Exactly as written, quote every line that follows, skipping the images.

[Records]
::::::::

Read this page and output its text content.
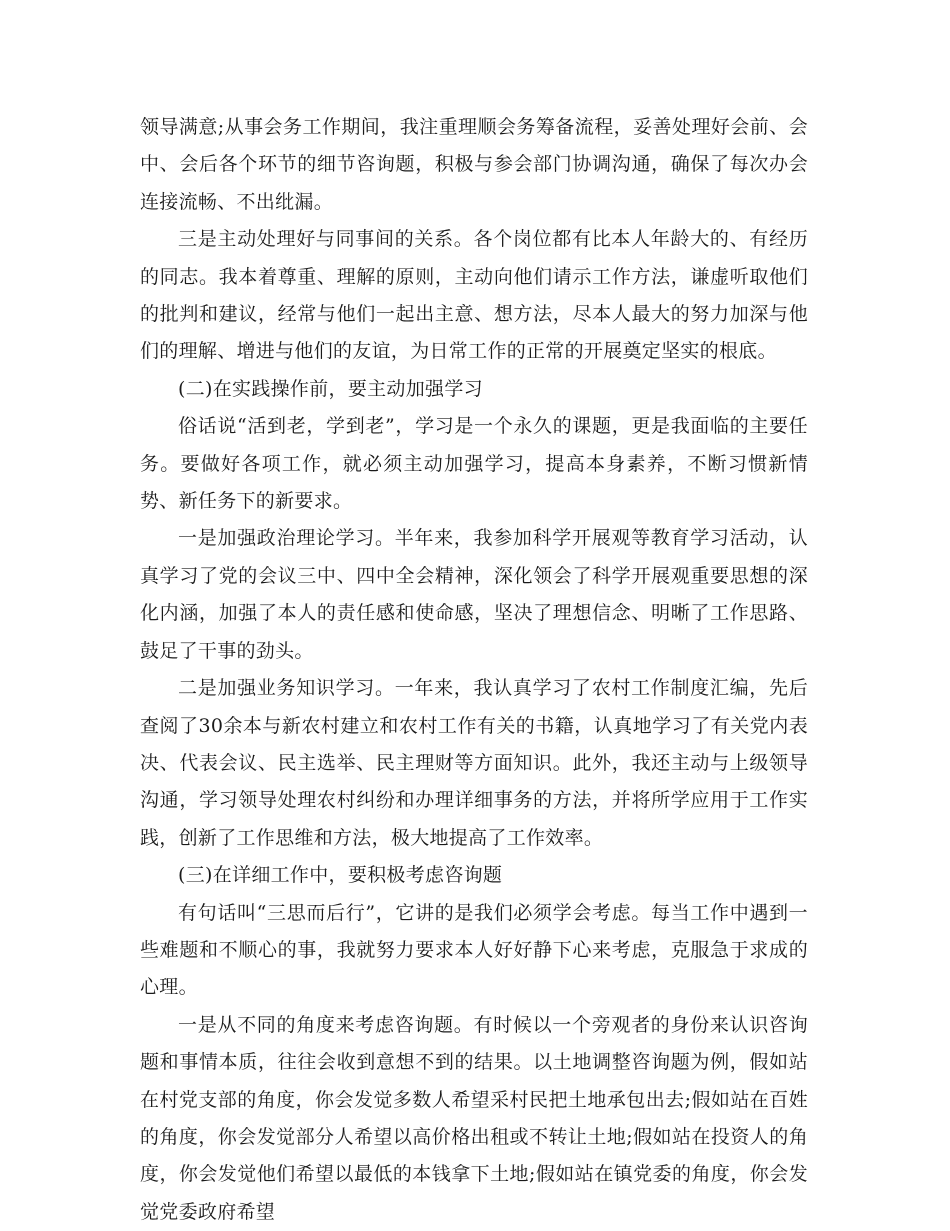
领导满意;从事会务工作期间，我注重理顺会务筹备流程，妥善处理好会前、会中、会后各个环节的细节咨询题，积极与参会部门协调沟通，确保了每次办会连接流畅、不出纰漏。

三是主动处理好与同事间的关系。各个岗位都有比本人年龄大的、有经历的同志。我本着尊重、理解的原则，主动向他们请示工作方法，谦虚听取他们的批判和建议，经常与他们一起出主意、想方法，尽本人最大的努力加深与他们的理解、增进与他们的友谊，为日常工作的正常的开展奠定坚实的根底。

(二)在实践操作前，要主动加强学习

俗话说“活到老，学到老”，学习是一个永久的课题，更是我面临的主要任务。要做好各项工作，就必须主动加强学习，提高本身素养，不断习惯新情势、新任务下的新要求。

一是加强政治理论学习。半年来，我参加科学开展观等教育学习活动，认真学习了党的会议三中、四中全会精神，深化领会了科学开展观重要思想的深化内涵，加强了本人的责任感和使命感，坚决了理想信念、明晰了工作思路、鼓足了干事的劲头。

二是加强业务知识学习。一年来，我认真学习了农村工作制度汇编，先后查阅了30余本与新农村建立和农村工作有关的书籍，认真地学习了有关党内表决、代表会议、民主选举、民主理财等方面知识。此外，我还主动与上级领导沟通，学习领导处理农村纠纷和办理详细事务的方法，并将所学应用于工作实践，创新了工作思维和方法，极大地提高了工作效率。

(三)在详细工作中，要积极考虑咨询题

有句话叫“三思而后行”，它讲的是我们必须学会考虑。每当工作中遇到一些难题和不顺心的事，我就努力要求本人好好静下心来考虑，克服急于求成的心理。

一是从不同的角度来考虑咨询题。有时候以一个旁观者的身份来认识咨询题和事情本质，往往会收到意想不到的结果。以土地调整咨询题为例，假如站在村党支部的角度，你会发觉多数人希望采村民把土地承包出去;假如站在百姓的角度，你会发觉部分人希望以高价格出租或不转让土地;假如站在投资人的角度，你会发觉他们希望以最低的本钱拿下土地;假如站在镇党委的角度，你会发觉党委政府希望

::::::::

## Result of the task
Read this page and output its text content.
领导满意;从事会务工作期间，我注重理顺会务筹备流程，妥善处理好会前、会中、会后各个环节的细节咨询题，积极与参会部门协调沟通，确保了每次办会连接流畅、不出纰漏。

三是主动处理好与同事间的关系。各个岗位都有比本人年龄大的、有经历的同志。我本着尊重、理解的原则，主动向他们请示工作方法，谦虚听取他们的批判和建议，经常与他们一起出主意、想方法，尽本人最大的努力加深与他们的理解、增进与他们的友谊，为日常工作的正常的开展奠定坚实的根底。

(二)在实践操作前，要主动加强学习

俗话说“活到老，学到老”，学习是一个永久的课题，更是我面临的主要任务。要做好各项工作，就必须主动加强学习，提高本身素养，不断习惯新情势、新任务下的新要求。

一是加强政治理论学习。半年来，我参加科学开展观等教育学习活动，认真学习了党的会议三中、四中全会精神，深化领会了科学开展观重要思想的深化内涵，加强了本人的责任感和使命感，坚决了理想信念、明晰了工作思路、鼓足了干事的劲头。

二是加强业务知识学习。一年来，我认真学习了农村工作制度汇编，先后查阅了30余本与新农村建立和农村工作有关的书籍，认真地学习了有关党内表决、代表会议、民主选举、民主理财等方面知识。此外，我还主动与上级领导沟通，学习领导处理农村纠纷和办理详细事务的方法，并将所学应用于工作实践，创新了工作思维和方法，极大地提高了工作效率。

(三)在详细工作中，要积极考虑咨询题

有句话叫“三思而后行”，它讲的是我们必须学会考虑。每当工作中遇到一些难题和不顺心的事，我就努力要求本人好好静下心来考虑，克服急于求成的心理。

一是从不同的角度来考虑咨询题。有时候以一个旁观者的身份来认识咨询题和事情本质，往往会收到意想不到的结果。以土地调整咨询题为例，假如站在村党支部的角度，你会发觉多数人希望采村民把土地承包出去;假如站在百姓的角度，你会发觉部分人希望以高价格出租或不转让土地;假如站在投资人的角度，你会发觉他们希望以最低的本钱拿下土地;假如站在镇党委的角度，你会发觉党委政府希望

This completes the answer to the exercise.